[Objectifs]:
**A.** Reproduisez fidèlement le passage de la chronique qui va de « Épéiste émérite du » jusqu'à « trois dernières années. ».
**B.** D'après la chronique, avec quels deux rappeurs GZA croise-t-il le fer sur 'Silent' ?
**C.** Pour chaque affirmation, dites si elle concorde avec la chronique et citez les mots qui tranchent : (i) « Beneath The Surface » y est présenté comme le premier album de GZA ; (ii) 'Autobio' s'appuie sur une boucle de piano ; (iii) GZA s'est montré très productif ces trois dernières années.

[Page]:

GZA
Legend Of The Liquid Sword

Épéiste émérite du Clan, The Genius en est aussi le maître à penser aux côtés de l'incontournable Rza. Il est celui qui a aidé chacun des membres du Wu à fourbir ses armes avant la grande déferlante Shaolin, l'expert du placement de rimes qui dans l'ombre a œuvré pour le succès de l'entreprise sans jamais chercher à s'accaparer les médias... Le talent a toujours parlé pour lui. Chacune de ses (rares) apparitions au micro s'apparente en effet à un éclair de génie. Avec un classique indiscutable sous le bras "Liquid Swords" et un second album fort respectable "Beneath The Surface" (sans compter "Words From The Genius"), GZA est un des seuls membres du Wu à ne jamais nous avoir déçu. C'est donc avec appétit que l'on pose "Legend Of The Liquid Sword" sur la platine... surtout que GZA a été peu productif ces trois dernières années.

Comme à la grande époque du Wu-Tang, le LP démarre en trombe. Après une introduction qui nous explique mieux les raisons du titre de ce nouvel album, 'Autobio' frappe fort. Sur une boucle de piano discrète enluminée d'envolées de violons symphoniques, GZA nous raconte son histoire dans le hip-hop de manière détournée. La qualité de la production permet à GZA d'user de son flow magnétique et de son esprit vif pour nous fournir une nouvelle leçon. 'Did Ya Say That' continue sur cette bonne lancée avec sa structure évolutive et sa boucle d'orgue entraînante. Le Genius y affirme au passage son travail d'artisan de la rime hardcore ciselant avec attention son phrasé et ses mots en fonction de l'instrumental. Quand l'hypnotique 'Silent' touche à sa fin et que l'on y a entendu Gza croiser le fer avec Ghostface et Streetlife, on se dit que l'album est parti pour raviver la flamme fragile du Wu une fois pour toutes... Mais c'est sans compter sur la mauvaise volonté des producteurs.

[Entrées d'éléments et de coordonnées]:

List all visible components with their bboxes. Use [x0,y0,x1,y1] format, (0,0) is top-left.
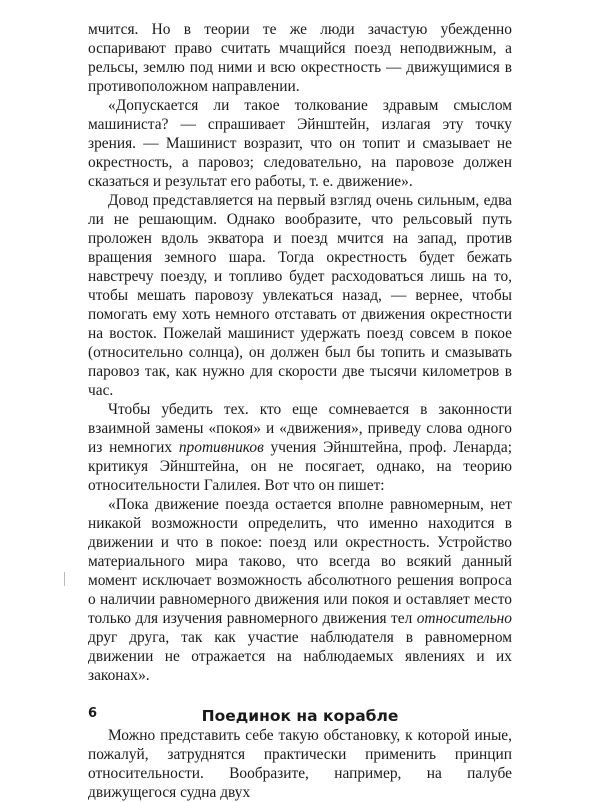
page-number: 6 [88,706,98,721]
paragraph [88,96,512,191]
paragraph [88,20,512,96]
paragraph [88,495,512,685]
emphasized-text: относительно [416,610,512,627]
section-heading: Поединок на корабле [201,707,399,725]
text-run: Можно представить себе такую обстановку, к которой иные, пожалуй, затруднятся практически применить принцип относительности. Вообразите, например, на палубе движущегося судна двух [88,727,512,801]
section-paragraph-list [88,726,512,802]
paragraph [88,191,512,400]
text-run: учения Эйнштейна, проф. Ленарда; критикуя Эйнштейна, он не посягает, однако, на теорию относительности Галилея. Вот что он пишет: [88,439,512,494]
text-run: «Допускается ли такое толкование здравым смыслом машиниста? — спрашивает Эйнштейн, излагая эту точку зрения. — Машинист возразит, что он топит и смазывает не окрестность, а паровоз; следовательно, на паровозе должен сказаться и результат его работы, т. е. движение». [88,97,512,190]
text-run: Чтобы убедить тех. кто еще сомневается в законности взаимной замены «покоя» и «движения», приведу слова одного из немногих [88,401,512,456]
page-body [88,20,512,802]
text-run: мчится. Но в теории те же люди зачастую убежденно оспаривают право считать мчащийся поезд неподвижным, а рельсы, землю под ними и всю окрестность — движущимися в противоположном направлении. [88,21,512,95]
text-run: друг друга, так как участие наблюдателя в равномерном движении не отражается на наблюдаемых явлениях и их законах». [88,629,512,684]
paragraph [88,400,512,495]
margin-mark [64,572,65,586]
text-run: «Пока движение поезда остается вполне равномерным, нет никакой возможности определить, что именно находится в движении и что в покое: поезд или окрестность. Устройство материального мира таково, что всегда во всякий данный момент исключает возможность абсолютного решения вопроса о наличии равномерного движения или покоя и оставляет место только для изучения равномерного движения тел [88,496,512,627]
paragraph-list [88,20,512,685]
text-run: Довод представляется на первый взгляд очень сильным, едва ли не решающим. Однако вообразите, что рельсовый путь проложен вдоль экватора и поезд мчится на запад, против вращения земного шара. Тогда окрестность будет бежать навстречу поезду, и топливо будет расходоваться лишь на то, чтобы мешать паровозу увлекаться назад, — вернее, чтобы помогать ему хоть немного отставать от движения окрестности на восток. Пожелай машинист удержать поезд совсем в покое (относительно солнца), он должен был бы топить и смазывать паровоз так, как нужно для скорости две тысячи километров в час. [88,192,512,399]
paragraph [88,726,512,802]
emphasized-text: противников [178,439,264,456]
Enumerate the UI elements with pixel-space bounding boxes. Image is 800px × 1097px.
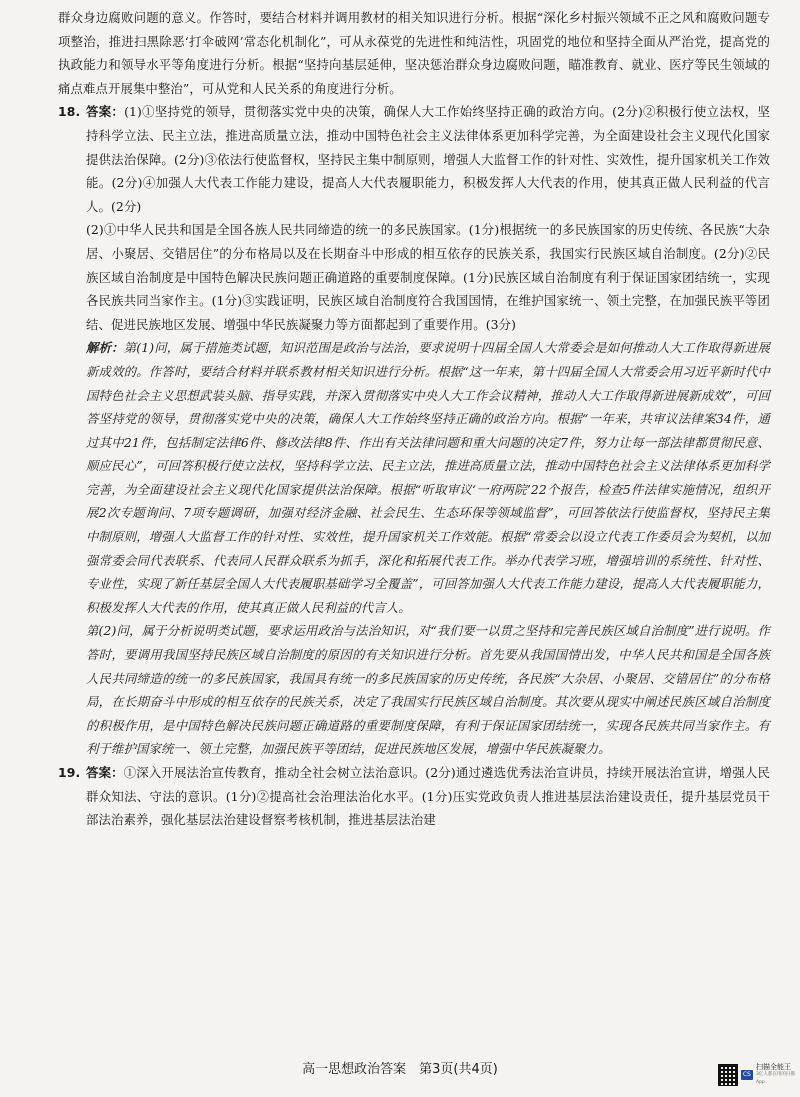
q18-answer-tag: 答案： (86, 104, 125, 120)
q19-answer-tag: 答案： (86, 765, 124, 780)
scanner-text (756, 1063, 798, 1087)
q17-analysis-continuation: 群众身边腐败问题的意义。作答时，要结合材料并调用教材的相关知识进行分析。根据“深化乡村振兴领域不正之风和腐败问题专项整治，推进扫黑除恶‘打伞破网’常态化机制化”，可从永葆党的先进性和纯洁性，巩固党的地位和坚持全面从严治党，提高党的执政能力和领导水平等角度进行分析。根据“坚持向基层延伸，坚决惩治群众身边腐败问题，瞄准教育、就业、医疗等民生领域的痛点难点开展集中整治”，可从党和人民关系的角度进行分析。 (58, 10, 770, 96)
q19-number: 19. (58, 765, 81, 780)
q18-answer-text-1: (1)①坚持党的领导，贯彻落实党中央的决策，确保人大工作始终坚持正确的政治方向。(2分)②积极行使立法权，坚持科学立法、民主立法，推进高质量立法，推动中国特色社会主义法律体系更加科学完善，为全面建设社会主义现代化国家提供法治保障。(2分)③依法行使监督权，坚持民主集中制原则，增强人大监督工作的针对性、实效性，提升国家机关工作效能。(2分)④加强人大代表工作能力建设，提高人大代表履职能力，积极发挥人大代表的作用，使其真正做人民利益的代言人。(2分) (86, 104, 770, 214)
q18-analysis-text-1: 第(1)问，属于措施类试题，知识范围是政治与法治，要求说明十四届全国人大常委会是如何推动人大工作取得新进展新成效的。作答时，要结合材料并联系教材相关知识进行分析。根据“这一年来，第十四届全国人大常委会用习近平新时代中国特色社会主义思想武装头脑、指导实践，并深入贯彻落实中央人大工作会议精神，推动人大工作取得新进展新成效”，可回答坚持党的领导，贯彻落实党中央的决策，确保人大工作始终坚持正确的政治方向。根据“一年来，共审议法律案34件，通过其中21件，包括制定法律6件、修改法律8件、作出有关法律问题和重大问题的决定7件，努力让每一部法律都贯彻民意、顺应民心”，可回答积极行使立法权，坚持科学立法、民主立法，推进高质量立法，推动中国特色社会主义法律体系更加科学完善，为全面建设社会主义现代化国家提供法治保障。根据“听取审议‘一府两院’22个报告，检查5件法律实施情况，组织开展2次专题询问、7项专题调研，加强对经济金融、社会民生、生态环保等领域监督”，可回答依法行使监督权，坚持民主集中制原则，增强人大监督工作的针对性、实效性，提升国家机关工作效能。根据“常委会以设立代表工作委员会为契机，以加强常委会同代表联系、代表同人民群众联系为抓手，深化和拓展代表工作。举办代表学习班，增强培训的系统性、针对性、专业性，实现了新任基层全国人大代表履职基础学习全覆盖”，可回答加强人大代表工作能力建设，提高人大代表履职能力，积极发挥人大代表的作用，使其真正做人民利益的代言人。 (86, 340, 770, 615)
scanner-tagline: 3亿人都在用的扫描App (755, 1072, 795, 1085)
q18-number: 18. (58, 104, 81, 120)
q19-answer-text: ①深入开展法治宣传教育，推动全社会树立法治意识。(2分)通过遴选优秀法治宣讲员，持续开展法治宣讲，增强人民群众知法、守法的意识。(1分)②提高社会治理法治化水平。(1分)压实党政负责人推进基层法治建设责任，提升基层党员干部法治素养，强化基层法治建设督察考核机制，推进基层法治建 (86, 765, 770, 828)
q18-analysis-tag: 解析： (86, 340, 124, 356)
q18-answer-part1 (58, 100, 770, 218)
q18-answer-part2: (2)①中华人民共和国是全国各族人民共同缔造的统一的多民族国家。(1分)根据统一的多民族国家的历史传统、各民族“大杂居、小聚居、交错居住”的分布格局以及在长期奋斗中形成的相互依存的民族关系，我国实行民族区域自治制度。(2分)②民族区域自治制度是中国特色解决民族问题正确道路的重要制度保障。(1分)民族区域自治制度有利于保证国家团结统一，实现各民族共同当家作主。(1分)③实践证明，民族区域自治制度符合我国国情，在维护国家统一、领土完整，在加强民族平等团结、促进民族地区发展、增强中华民族凝聚力等方面都起到了重要作用。(3分) (86, 222, 770, 332)
scanner-name: 扫描全能王 (755, 1063, 791, 1071)
q19-answer (58, 761, 770, 832)
camscanner-logo-icon: CS (741, 1070, 753, 1080)
q18-analysis-part1 (58, 336, 770, 619)
page-footer: 高一思想政治答案 第3页(共4页) (302, 1062, 498, 1077)
qr-code-icon (718, 1064, 738, 1086)
q18-analysis-part2: 第(2)问，属于分析说明类试题，要求运用政治与法治知识，对“我们要一以贯之坚持和完善民族区域自治制度”进行说明。作答时，要调用我国坚持民族区域自治制度的原因的有关知识进行分析。首先要从我国国情出发，中华人民共和国是全国各族人民共同缔造的统一的多民族国家，我国具有统一的多民族国家的历史传统，各民族“大杂居、小聚居、交错居住”的分布格局，在长期奋斗中形成的相互依存的民族关系，决定了我国实行民族区域自治制度。其次要从现实中阐述民族区域自治制度的积极作用，是中国特色解决民族问题正确道路的重要制度保障，有利于保证国家团结统一，实现各民族共同当家作主。有利于维护国家统一、领土完整，加强民族平等团结，促进民族地区发展，增强中华民族凝聚力。 (86, 623, 770, 757)
scanner-watermark (718, 1063, 798, 1087)
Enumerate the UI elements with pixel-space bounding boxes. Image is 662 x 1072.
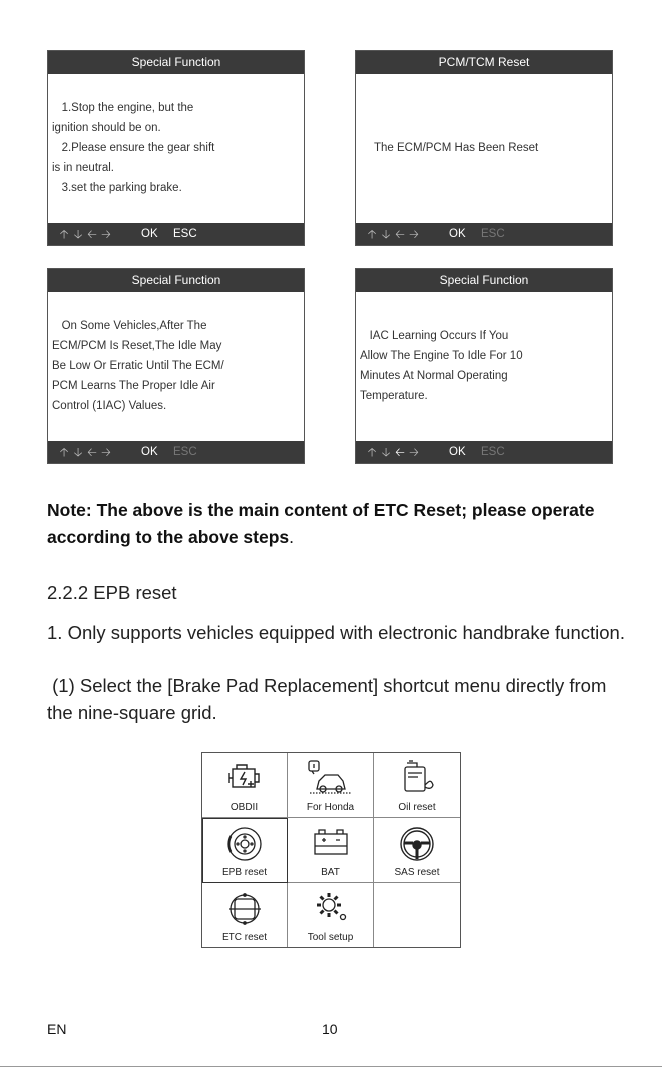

[Corrigés]:
**A.**
Épéiste émérite du Clan, The Genius en est aussi le maître à penser aux côtés de l'incontournable Rza. Il est celui qui a aidé chacun des membres du Wu à fourbir ses armes avant la grande déferlante Shaolin, l'expert du placement de rimes qui dans l'ombre a œuvré pour le succès de l'entreprise sans jamais chercher à s'accaparer les médias... Le talent a toujours parlé pour lui. Chacune de ses (rares) apparitions au micro s'apparente en effet à un éclair de génie. Avec un classique indiscutable sous le bras "Liquid Swords" et un second album fort respectable "Beneath The Surface" (sans compter "Words From The Genius"), GZA est un des seuls membres du Wu à ne jamais nous avoir déçu. C'est donc avec appétit que l'on pose "Legend Of The Liquid Sword" sur la platine... surtout que GZA a été peu productif ces trois dernières années.

**B.** Avec Ghostface et Streetlife.

**C.**
(i) Non : « un second album fort respectable "Beneath The Surface" ».
(ii) Oui : « Sur une boucle de piano discrète enluminée d'envolées de violons symphoniques ».
(iii) Non : « GZA a été peu productif ces trois dernières années ».